#### The input

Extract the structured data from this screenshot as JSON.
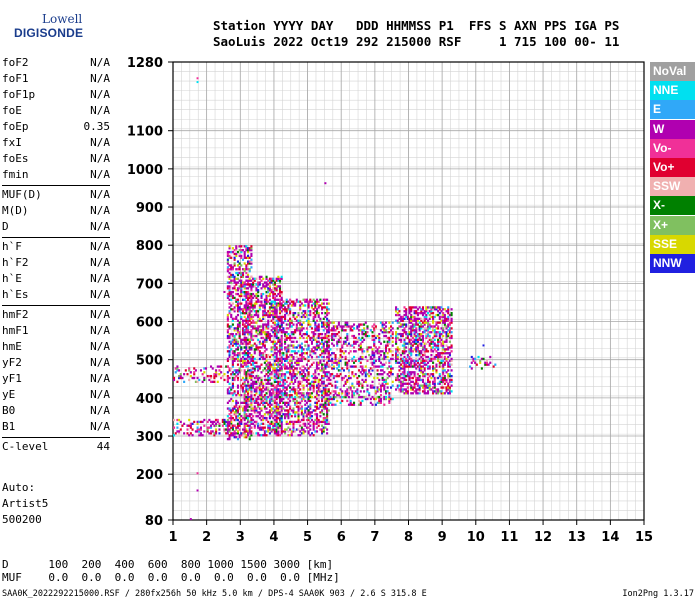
{
  "logo": {
    "line1": "Lowell",
    "line2": "DIGISONDE"
  },
  "header": {
    "line1": "Station YYYY DAY   DDD HHMMSS P1  FFS S AXN PPS IGA PS",
    "line2": "SaoLuis 2022 Oct19 292 215000 RSF     1 715 100 00- 11"
  },
  "params": [
    {
      "name": "foF2",
      "value": "N/A"
    },
    {
      "name": "foF1",
      "value": "N/A"
    },
    {
      "name": "foF1p",
      "value": "N/A"
    },
    {
      "name": "foE",
      "value": "N/A"
    },
    {
      "name": "foEp",
      "value": "0.35"
    },
    {
      "name": "fxI",
      "value": "N/A"
    },
    {
      "name": "foEs",
      "value": "N/A"
    },
    {
      "name": "fmin",
      "value": "N/A"
    },
    {
      "name": "MUF(D)",
      "value": "N/A"
    },
    {
      "name": "M(D)",
      "value": "N/A"
    },
    {
      "name": "D",
      "value": "N/A"
    },
    {
      "name": "h`F",
      "value": "N/A"
    },
    {
      "name": "h`F2",
      "value": "N/A"
    },
    {
      "name": "h`E",
      "value": "N/A"
    },
    {
      "name": "h`Es",
      "value": "N/A"
    },
    {
      "name": "hmF2",
      "value": "N/A"
    },
    {
      "name": "hmF1",
      "value": "N/A"
    },
    {
      "name": "hmE",
      "value": "N/A"
    },
    {
      "name": "yF2",
      "value": "N/A"
    },
    {
      "name": "yF1",
      "value": "N/A"
    },
    {
      "name": "yE",
      "value": "N/A"
    },
    {
      "name": "B0",
      "value": "N/A"
    },
    {
      "name": "B1",
      "value": "N/A"
    },
    {
      "name": "C-level",
      "value": "44"
    }
  ],
  "auto": {
    "line1": "Auto:",
    "line2": "Artist5",
    "line3": "500200"
  },
  "legend": [
    {
      "label": "NoVal",
      "color": "#a0a0a0"
    },
    {
      "label": "NNE",
      "color": "#00e0f0"
    },
    {
      "label": "E",
      "color": "#30a8f8"
    },
    {
      "label": "W",
      "color": "#b000b0"
    },
    {
      "label": "Vo-",
      "color": "#f03098"
    },
    {
      "label": "Vo+",
      "color": "#e00030"
    },
    {
      "label": "SSW",
      "color": "#f0b0b0"
    },
    {
      "label": "X-",
      "color": "#008000"
    },
    {
      "label": "X+",
      "color": "#80c060"
    },
    {
      "label": "SSE",
      "color": "#d8d800"
    },
    {
      "label": "NNW",
      "color": "#2020e0"
    }
  ],
  "bottom": {
    "d_label": "D",
    "d_values": "100  200  400  600  800 1000 1500 3000 [km]",
    "muf_label": "MUF",
    "muf_values": "0.0  0.0  0.0  0.0  0.0  0.0  0.0  0.0 [MHz]"
  },
  "footer": "SAA0K_2022292215000.RSF / 280fx256h 50 kHz 5.0 km / DPS-4 SAA0K 903 / 2.6 S 315.8 E",
  "version": "Ion2Png 1.3.17",
  "chart_data": {
    "type": "scatter",
    "x_ticks": [
      1,
      2,
      3,
      4,
      5,
      6,
      7,
      8,
      9,
      10,
      11,
      12,
      13,
      14,
      15
    ],
    "y_ticks": [
      80,
      200,
      300,
      400,
      500,
      600,
      700,
      800,
      900,
      1000,
      1100,
      1280
    ],
    "xlim": [
      1,
      15
    ],
    "ylim": [
      80,
      1280
    ],
    "grid": true,
    "legend_position": "right",
    "regions": [
      {
        "x": [
          1.0,
          2.8
        ],
        "y": [
          300,
          345
        ],
        "density": 0.35
      },
      {
        "x": [
          1.0,
          2.6
        ],
        "y": [
          440,
          485
        ],
        "density": 0.3
      },
      {
        "x": [
          2.6,
          3.3
        ],
        "y": [
          290,
          800
        ],
        "density": 0.42
      },
      {
        "x": [
          3.1,
          4.2
        ],
        "y": [
          300,
          720
        ],
        "density": 0.5
      },
      {
        "x": [
          4.0,
          5.6
        ],
        "y": [
          300,
          660
        ],
        "density": 0.45
      },
      {
        "x": [
          5.4,
          6.6
        ],
        "y": [
          380,
          600
        ],
        "density": 0.35
      },
      {
        "x": [
          6.6,
          7.5
        ],
        "y": [
          380,
          600
        ],
        "density": 0.3
      },
      {
        "x": [
          7.6,
          9.3
        ],
        "y": [
          410,
          640
        ],
        "density": 0.55
      },
      {
        "x": [
          9.8,
          10.6
        ],
        "y": [
          475,
          510
        ],
        "density": 0.25
      }
    ],
    "points": [
      {
        "x": 1.7,
        "y": 1240
      },
      {
        "x": 1.7,
        "y": 1230
      },
      {
        "x": 1.7,
        "y": 205
      },
      {
        "x": 1.7,
        "y": 160
      },
      {
        "x": 1.5,
        "y": 85
      },
      {
        "x": 5.5,
        "y": 965
      },
      {
        "x": 10.2,
        "y": 540
      },
      {
        "x": 2.5,
        "y": 680
      }
    ]
  }
}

########

For the material, find the number of lines holding the word "color" and give that figure and nothing more.

• Answer to this problem: 11